(Dataset entries)
== == ==

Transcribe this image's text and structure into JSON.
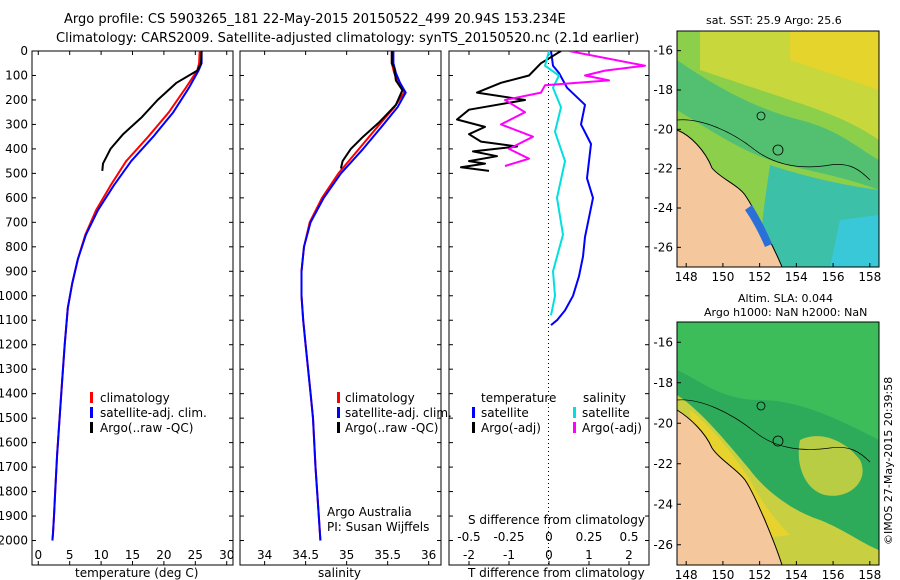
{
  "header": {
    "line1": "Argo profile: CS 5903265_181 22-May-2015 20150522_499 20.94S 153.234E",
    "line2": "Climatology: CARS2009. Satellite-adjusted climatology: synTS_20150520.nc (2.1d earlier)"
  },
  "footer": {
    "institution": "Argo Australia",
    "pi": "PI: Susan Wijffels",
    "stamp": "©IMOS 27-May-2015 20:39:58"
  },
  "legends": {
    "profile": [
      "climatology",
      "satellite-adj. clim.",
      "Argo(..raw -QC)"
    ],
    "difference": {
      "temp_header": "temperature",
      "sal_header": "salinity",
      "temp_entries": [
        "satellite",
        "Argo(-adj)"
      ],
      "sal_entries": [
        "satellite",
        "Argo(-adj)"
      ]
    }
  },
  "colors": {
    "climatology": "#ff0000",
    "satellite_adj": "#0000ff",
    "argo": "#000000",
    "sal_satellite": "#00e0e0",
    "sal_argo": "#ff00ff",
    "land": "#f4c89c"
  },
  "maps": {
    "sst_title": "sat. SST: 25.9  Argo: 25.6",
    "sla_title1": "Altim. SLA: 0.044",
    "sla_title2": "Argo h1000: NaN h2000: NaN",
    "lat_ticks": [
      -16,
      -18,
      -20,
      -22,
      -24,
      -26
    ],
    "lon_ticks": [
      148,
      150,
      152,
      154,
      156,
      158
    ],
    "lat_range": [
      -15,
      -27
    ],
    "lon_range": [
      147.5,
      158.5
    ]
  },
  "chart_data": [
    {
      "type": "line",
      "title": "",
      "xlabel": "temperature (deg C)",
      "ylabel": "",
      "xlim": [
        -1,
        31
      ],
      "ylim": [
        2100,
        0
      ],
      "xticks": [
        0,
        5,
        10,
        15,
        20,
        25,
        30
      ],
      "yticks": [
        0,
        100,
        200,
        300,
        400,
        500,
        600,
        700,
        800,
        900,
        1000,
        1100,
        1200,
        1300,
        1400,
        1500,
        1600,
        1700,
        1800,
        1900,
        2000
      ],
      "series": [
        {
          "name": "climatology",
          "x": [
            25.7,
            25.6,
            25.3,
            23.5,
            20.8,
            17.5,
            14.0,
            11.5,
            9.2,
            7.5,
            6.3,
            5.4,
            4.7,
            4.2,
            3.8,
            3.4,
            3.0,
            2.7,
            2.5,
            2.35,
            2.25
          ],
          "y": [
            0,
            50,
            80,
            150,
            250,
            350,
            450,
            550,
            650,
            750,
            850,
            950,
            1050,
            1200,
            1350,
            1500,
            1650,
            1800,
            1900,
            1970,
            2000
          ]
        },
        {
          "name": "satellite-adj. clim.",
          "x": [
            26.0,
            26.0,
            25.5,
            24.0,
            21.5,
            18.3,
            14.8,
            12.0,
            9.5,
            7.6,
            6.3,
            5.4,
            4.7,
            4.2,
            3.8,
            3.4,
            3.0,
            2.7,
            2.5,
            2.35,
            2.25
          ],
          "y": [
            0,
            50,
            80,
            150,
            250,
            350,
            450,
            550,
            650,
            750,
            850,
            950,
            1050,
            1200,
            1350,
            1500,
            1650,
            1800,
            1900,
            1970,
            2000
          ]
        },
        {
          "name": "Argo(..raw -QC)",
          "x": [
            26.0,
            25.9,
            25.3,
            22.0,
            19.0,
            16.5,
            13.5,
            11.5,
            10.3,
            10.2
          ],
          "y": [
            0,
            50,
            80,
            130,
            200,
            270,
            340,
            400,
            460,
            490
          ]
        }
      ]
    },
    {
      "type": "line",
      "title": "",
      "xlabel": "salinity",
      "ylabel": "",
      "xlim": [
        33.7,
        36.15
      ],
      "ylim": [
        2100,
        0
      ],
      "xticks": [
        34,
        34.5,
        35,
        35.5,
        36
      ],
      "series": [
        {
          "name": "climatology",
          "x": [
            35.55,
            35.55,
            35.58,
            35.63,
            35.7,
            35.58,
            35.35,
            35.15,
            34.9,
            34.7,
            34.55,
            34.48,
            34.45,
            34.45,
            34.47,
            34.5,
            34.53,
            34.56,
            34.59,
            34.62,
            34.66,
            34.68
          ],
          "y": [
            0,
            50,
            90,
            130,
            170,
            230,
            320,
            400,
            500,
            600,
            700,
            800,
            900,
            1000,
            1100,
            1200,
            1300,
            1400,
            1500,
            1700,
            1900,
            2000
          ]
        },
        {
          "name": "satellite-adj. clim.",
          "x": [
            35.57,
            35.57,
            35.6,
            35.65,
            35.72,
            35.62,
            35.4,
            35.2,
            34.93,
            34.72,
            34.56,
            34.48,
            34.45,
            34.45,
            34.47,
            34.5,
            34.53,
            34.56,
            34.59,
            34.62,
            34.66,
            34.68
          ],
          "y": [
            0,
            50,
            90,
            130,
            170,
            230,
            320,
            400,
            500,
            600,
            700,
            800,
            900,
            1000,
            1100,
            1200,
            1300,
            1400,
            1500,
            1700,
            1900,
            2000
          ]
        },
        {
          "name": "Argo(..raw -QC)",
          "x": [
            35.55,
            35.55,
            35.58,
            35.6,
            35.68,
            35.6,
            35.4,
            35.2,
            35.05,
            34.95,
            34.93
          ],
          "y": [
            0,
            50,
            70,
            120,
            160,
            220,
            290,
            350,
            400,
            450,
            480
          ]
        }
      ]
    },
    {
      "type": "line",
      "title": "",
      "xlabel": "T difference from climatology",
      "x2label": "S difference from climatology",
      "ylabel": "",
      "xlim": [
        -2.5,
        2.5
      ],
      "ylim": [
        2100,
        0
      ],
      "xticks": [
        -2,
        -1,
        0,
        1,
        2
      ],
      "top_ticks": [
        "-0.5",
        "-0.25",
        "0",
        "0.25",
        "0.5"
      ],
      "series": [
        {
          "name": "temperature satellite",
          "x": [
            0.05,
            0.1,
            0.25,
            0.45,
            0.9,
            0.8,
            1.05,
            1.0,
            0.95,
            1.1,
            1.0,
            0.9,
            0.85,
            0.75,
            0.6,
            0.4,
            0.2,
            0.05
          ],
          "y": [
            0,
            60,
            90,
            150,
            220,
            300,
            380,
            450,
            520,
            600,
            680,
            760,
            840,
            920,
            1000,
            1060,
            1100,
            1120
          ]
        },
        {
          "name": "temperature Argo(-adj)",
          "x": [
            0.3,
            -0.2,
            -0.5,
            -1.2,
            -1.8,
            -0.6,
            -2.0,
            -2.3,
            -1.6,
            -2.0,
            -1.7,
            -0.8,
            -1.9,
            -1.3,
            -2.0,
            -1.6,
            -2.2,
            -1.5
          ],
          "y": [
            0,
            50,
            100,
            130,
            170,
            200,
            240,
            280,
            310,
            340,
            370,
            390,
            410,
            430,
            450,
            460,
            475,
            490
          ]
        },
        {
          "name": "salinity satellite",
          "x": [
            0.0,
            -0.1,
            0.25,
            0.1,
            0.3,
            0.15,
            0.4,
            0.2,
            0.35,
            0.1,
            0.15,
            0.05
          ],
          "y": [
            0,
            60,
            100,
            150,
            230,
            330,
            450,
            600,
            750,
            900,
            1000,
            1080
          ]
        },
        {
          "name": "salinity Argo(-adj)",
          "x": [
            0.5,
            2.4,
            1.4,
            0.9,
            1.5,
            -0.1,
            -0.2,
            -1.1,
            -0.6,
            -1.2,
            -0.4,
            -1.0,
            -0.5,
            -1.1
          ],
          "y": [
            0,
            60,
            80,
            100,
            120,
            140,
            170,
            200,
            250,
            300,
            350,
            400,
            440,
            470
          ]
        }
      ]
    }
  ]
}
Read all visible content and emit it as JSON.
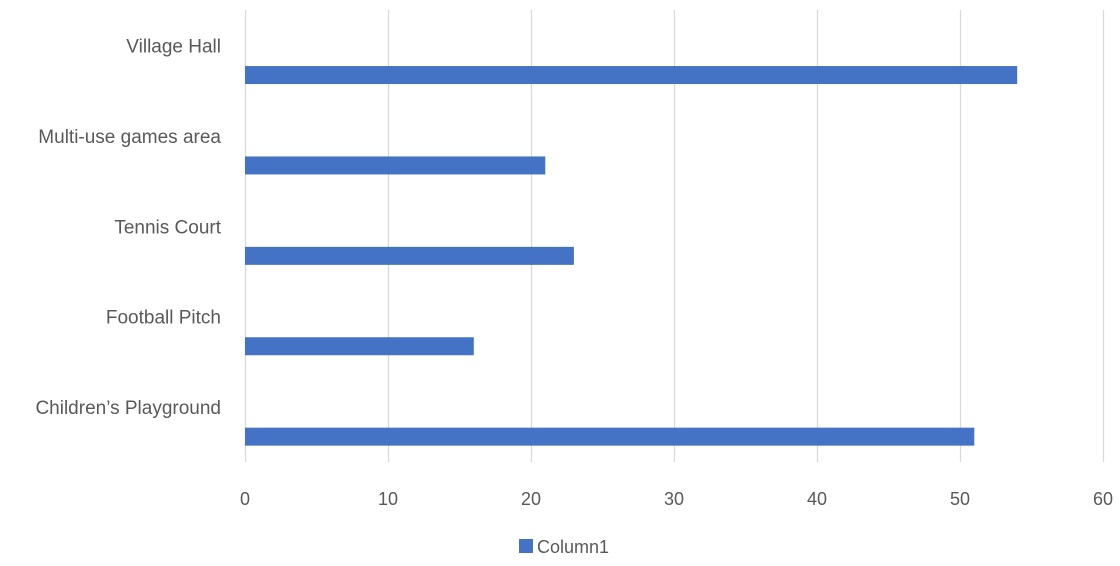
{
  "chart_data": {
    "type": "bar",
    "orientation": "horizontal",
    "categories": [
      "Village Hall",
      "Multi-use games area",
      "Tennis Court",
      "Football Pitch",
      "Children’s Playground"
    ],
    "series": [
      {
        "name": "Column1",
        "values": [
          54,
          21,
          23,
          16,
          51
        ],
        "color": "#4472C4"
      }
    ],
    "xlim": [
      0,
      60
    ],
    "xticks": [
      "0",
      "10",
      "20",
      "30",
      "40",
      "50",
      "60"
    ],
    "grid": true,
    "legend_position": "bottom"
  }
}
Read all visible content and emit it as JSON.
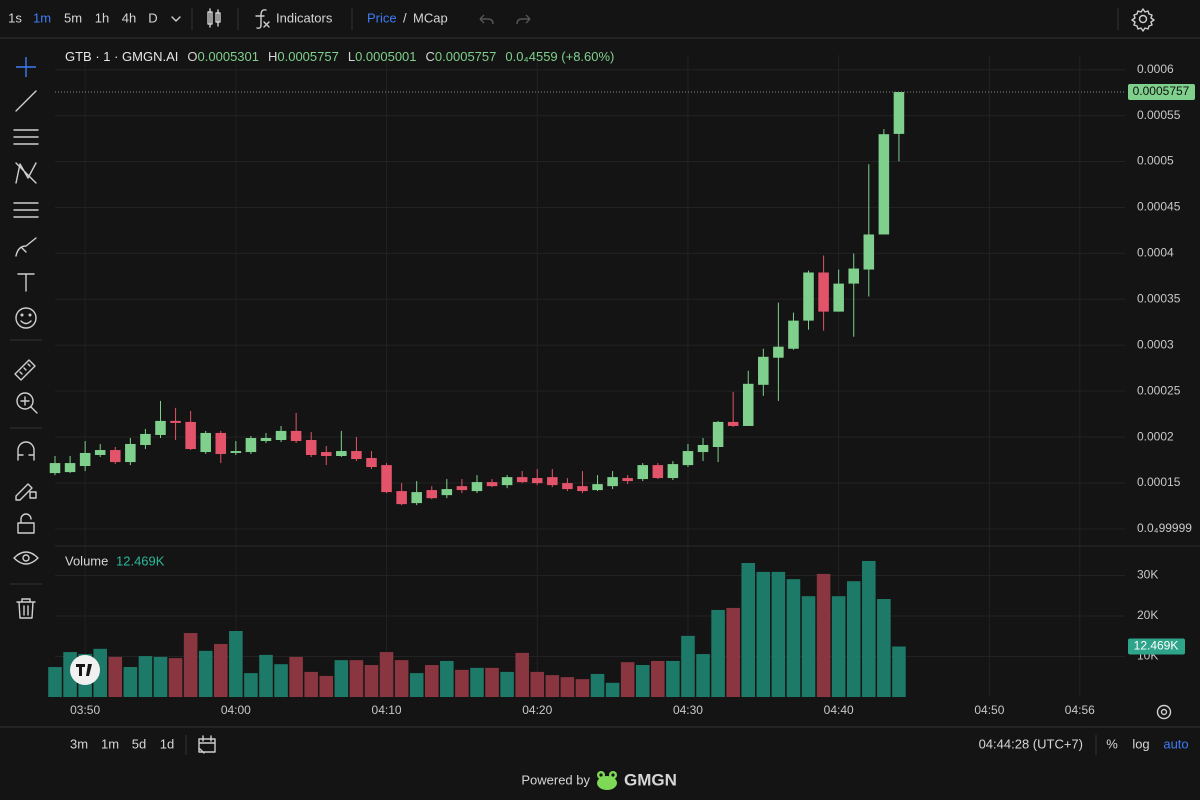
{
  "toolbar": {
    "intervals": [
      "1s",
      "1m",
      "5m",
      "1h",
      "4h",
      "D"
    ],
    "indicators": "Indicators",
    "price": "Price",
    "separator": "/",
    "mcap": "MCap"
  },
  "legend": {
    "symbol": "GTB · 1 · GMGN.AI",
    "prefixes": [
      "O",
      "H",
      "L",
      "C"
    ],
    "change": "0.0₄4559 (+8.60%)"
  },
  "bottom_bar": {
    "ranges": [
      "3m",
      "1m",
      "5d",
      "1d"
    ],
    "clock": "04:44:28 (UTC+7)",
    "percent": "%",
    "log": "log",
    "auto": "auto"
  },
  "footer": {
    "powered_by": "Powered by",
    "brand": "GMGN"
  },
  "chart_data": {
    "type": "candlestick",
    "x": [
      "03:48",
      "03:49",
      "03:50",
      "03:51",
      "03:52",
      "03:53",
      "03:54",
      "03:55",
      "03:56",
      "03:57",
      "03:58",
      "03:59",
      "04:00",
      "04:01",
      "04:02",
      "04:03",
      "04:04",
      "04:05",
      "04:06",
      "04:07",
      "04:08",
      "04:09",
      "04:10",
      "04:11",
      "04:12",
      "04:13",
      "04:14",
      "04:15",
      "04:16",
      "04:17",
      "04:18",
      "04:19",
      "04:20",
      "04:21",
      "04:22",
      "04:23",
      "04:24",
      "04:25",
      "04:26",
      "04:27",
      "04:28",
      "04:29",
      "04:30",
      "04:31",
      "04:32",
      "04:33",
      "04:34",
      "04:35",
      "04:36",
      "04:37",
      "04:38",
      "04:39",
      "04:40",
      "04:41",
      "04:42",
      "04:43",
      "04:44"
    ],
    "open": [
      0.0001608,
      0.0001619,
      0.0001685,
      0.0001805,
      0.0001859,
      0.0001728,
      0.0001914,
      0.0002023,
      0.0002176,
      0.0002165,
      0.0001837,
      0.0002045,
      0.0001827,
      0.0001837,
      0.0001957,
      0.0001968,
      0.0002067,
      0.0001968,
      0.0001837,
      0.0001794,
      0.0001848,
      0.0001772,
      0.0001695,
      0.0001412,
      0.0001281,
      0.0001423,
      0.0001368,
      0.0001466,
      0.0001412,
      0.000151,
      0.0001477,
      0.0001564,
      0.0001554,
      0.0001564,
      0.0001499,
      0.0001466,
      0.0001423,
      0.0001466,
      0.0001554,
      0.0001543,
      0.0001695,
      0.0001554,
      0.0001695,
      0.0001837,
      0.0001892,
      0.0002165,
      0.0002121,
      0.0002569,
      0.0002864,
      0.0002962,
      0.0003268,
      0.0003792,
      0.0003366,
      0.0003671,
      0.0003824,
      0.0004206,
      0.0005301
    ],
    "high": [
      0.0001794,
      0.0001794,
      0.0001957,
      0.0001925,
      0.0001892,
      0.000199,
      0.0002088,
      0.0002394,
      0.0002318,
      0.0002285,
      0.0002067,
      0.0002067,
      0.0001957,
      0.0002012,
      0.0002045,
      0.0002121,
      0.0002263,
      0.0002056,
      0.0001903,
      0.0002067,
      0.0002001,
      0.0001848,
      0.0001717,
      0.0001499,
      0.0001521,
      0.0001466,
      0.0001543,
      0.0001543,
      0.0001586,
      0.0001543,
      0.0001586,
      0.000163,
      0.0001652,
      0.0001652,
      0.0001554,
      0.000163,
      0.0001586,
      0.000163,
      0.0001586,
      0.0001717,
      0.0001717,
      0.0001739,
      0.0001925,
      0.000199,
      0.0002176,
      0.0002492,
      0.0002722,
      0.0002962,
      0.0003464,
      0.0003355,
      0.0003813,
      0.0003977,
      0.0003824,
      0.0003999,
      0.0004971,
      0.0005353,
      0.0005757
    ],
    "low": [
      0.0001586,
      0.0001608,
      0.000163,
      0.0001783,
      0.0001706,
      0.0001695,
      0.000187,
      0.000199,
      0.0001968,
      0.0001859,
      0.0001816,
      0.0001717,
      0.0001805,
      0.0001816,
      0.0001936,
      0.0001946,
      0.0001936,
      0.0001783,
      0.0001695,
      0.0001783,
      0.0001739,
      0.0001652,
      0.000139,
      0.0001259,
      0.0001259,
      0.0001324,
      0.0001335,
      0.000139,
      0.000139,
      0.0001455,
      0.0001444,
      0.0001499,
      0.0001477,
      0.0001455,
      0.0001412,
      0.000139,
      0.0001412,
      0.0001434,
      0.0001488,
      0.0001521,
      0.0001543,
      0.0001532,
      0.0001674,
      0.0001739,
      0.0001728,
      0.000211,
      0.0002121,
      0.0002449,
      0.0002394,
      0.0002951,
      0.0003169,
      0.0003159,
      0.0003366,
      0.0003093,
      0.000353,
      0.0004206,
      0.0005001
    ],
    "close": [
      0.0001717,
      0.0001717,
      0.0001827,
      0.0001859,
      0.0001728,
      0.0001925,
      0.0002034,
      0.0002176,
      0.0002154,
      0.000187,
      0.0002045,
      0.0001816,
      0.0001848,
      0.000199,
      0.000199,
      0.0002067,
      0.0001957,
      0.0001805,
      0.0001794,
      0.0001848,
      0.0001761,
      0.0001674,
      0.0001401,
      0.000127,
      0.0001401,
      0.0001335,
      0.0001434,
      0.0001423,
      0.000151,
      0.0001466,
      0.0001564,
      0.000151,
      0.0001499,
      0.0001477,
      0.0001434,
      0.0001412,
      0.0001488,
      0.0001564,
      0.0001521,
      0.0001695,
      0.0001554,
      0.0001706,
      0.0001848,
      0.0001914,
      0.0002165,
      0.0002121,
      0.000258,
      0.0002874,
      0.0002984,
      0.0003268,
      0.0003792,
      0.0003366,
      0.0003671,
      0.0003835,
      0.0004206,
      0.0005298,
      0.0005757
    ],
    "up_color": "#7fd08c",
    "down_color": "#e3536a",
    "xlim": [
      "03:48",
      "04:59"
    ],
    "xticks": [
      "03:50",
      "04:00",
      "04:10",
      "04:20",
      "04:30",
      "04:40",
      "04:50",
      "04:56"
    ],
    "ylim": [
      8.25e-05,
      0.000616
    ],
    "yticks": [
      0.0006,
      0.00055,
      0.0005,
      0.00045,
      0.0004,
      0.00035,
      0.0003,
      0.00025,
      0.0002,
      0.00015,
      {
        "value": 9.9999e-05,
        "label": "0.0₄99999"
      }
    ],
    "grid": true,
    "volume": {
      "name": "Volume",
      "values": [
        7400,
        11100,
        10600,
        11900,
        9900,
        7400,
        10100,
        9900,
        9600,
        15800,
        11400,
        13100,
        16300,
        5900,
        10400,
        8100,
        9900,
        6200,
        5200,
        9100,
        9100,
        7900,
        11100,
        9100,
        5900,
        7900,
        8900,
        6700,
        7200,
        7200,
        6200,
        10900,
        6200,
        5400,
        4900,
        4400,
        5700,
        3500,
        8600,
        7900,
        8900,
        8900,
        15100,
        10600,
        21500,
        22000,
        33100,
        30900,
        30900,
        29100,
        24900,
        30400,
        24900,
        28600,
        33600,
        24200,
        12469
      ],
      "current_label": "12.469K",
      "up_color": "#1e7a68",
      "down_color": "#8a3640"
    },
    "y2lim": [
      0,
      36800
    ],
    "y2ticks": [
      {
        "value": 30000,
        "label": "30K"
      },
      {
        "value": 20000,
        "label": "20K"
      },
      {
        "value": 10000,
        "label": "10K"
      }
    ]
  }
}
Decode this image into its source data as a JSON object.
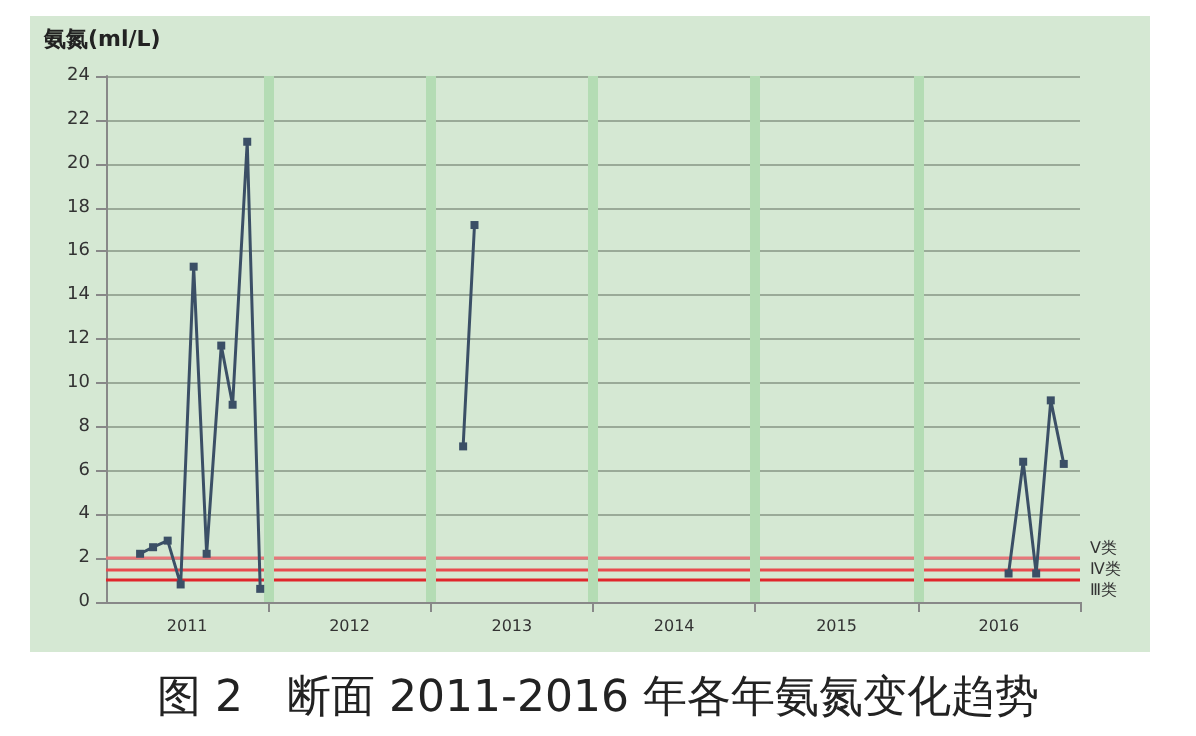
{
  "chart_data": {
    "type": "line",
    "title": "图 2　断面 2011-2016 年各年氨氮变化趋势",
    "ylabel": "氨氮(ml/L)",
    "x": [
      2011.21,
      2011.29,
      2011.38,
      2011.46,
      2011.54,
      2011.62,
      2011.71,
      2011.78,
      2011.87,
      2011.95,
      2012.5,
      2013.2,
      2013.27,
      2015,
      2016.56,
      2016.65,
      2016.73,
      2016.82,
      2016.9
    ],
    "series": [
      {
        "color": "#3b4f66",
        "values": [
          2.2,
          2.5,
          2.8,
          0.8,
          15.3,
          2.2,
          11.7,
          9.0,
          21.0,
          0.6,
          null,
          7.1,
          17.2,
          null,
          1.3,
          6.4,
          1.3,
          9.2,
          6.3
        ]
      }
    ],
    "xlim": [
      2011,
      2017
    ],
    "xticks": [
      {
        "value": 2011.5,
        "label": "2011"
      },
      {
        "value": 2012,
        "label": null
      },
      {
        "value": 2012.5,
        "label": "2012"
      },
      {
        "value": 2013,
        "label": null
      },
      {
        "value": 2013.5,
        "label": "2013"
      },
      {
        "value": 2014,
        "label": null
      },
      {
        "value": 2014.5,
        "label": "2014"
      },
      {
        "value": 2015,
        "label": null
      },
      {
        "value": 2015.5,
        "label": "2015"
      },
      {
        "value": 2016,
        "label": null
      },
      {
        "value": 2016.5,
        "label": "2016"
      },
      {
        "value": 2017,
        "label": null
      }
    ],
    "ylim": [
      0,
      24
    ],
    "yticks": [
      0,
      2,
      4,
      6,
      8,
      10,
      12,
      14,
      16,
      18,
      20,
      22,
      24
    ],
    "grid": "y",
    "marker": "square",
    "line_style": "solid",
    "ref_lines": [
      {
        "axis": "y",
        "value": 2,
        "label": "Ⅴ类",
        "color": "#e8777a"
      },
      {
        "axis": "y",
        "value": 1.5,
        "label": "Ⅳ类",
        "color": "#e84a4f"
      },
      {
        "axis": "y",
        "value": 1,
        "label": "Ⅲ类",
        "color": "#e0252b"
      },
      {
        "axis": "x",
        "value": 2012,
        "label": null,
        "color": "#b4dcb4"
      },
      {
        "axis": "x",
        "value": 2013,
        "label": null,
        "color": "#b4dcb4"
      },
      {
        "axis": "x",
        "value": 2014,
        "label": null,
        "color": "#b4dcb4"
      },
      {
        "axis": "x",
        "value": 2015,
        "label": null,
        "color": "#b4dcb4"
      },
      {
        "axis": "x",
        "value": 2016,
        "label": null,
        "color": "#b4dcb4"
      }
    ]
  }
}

== == ==

#### [YOUR TASK]
Find every line that holds "climatology" and copy it.

#### [SOLUTION FOR THIS TASK]
    "line2": "Climatology: CARS2009. Satellite-adjusted climatology: synTS_20150520.nc (2.1d earlier)"
      "climatology",
    "climatology": "#ff0000",
          "name": "climatology",
          "name": "climatology",
      "xlabel": "T difference from climatology",
      "x2label": "S difference from climatology",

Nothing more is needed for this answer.